• **Tarea planteada**
Devuelve sin ninguna modificación el pasaje del fragmento facilitado que comienza en "Hablo de los gordos" y termina en "kilos de peso.".

• **Fragmento facilitado**
Produce poco efecto encontrarnos con personas que no pueden pesarse en las básculas corrientes, las que se suelen usar en los cuartos de baño. Ni por la calle, dar con el codo a nuestro acompañante y murmurar: "¡Fíjate, qué tío tan gordo!". No hablo de los hombres o las mujeres metidas en carnes, sino de quienes sobrepasan los 150 kilos, que antes se exhibían en un circo y ahora comparten nuestro entorno con la mayor naturalidad. Tampoco de la gordura patológica y sufriente, que merece todos los respetos y cuidados. Creo que es una etapa en el conjunto de circunstancias que se dan en el Estado de bienestar que disfrutamos. Fuera queda, asimismo el lado opuesto, la anorexia, que ataca con mayor saña a las adolescentes y que, por fortuna, en la mayoría de los casos tiene cura.

Hablo de los gordos ágiles, vitales que han prescindido de la lucha frontal contra la línea marcada por otros. Un mundo de gordos era y es el territorio de los Estados Unidos. Quienes viajan por allí traen la impresión de ser un país gigantesco, desmesurado: sus ríos, las distancias, los rascacielos, la riqueza, la ruina, todo se da en dosis enormes. Y sus gordos. En las calles de cualquier ciudad o pueblo, Montserrat Caballé pasaría desapercibida. Son gordos los adultos, los viejos, los niños, los negros y los blancos, los chinos y los pieles rojas. Se ven familias completas, de cualquier etnia, donde el padre, la madre, los hijos rebasan con creces las medidas normales. Mujeres con pechos desbordantes sobre vientres elefantiásicos, hombres cuya cintura sobrepasa los dos metros, criaturas aún no llegadas a la adolescencia, con 80 o 90 kilos de peso.

• **Filas suministradas**
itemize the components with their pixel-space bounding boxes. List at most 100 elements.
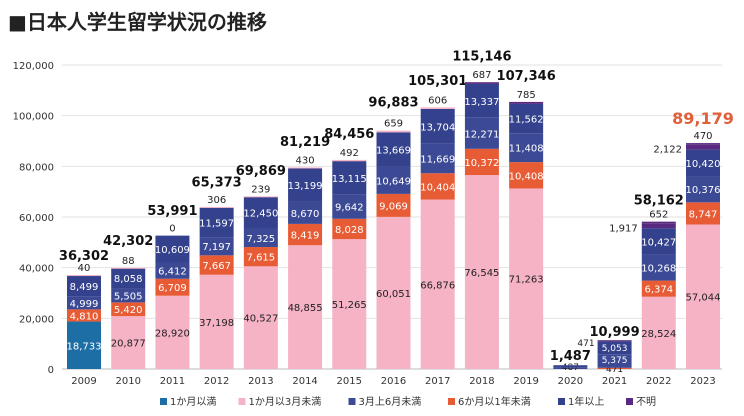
* * *
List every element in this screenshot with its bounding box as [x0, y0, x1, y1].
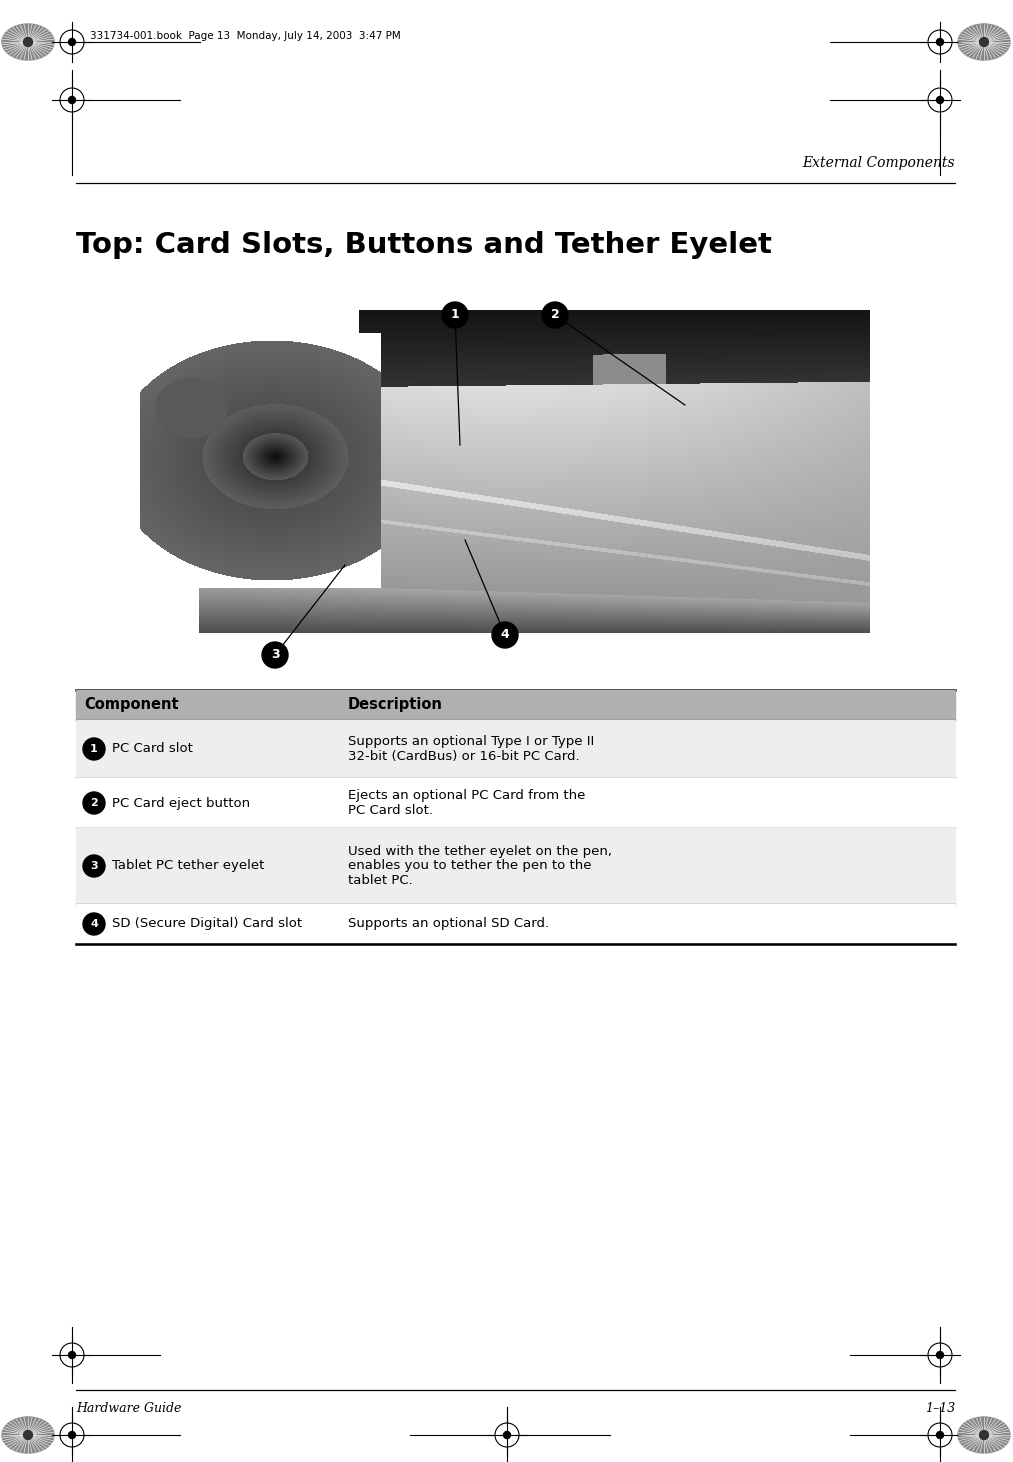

• **Problema resuelto**
Hablo de los gordos ágiles, vitales que han prescindido de la lucha frontal contra la línea marcada por otros. Un mundo de gordos era y es el territorio de los Estados Unidos. Quienes viajan por allí traen la impresión de ser un país gigantesco, desmesurado: sus ríos, las distancias, los rascacielos, la riqueza, la ruina, todo se da en dosis enormes. Y sus gordos. En las calles de cualquier ciudad o pueblo, Montserrat Caballé pasaría desapercibida. Son gordos los adultos, los viejos, los niños, los negros y los blancos, los chinos y los pieles rojas. Se ven familias completas, de cualquier etnia, donde el padre, la madre, los hijos rebasan con creces las medidas normales. Mujeres con pechos desbordantes sobre vientres elefantiásicos, hombres cuya cintura sobrepasa los dos metros, criaturas aún no llegadas a la adolescencia, con 80 o 90 kilos de peso.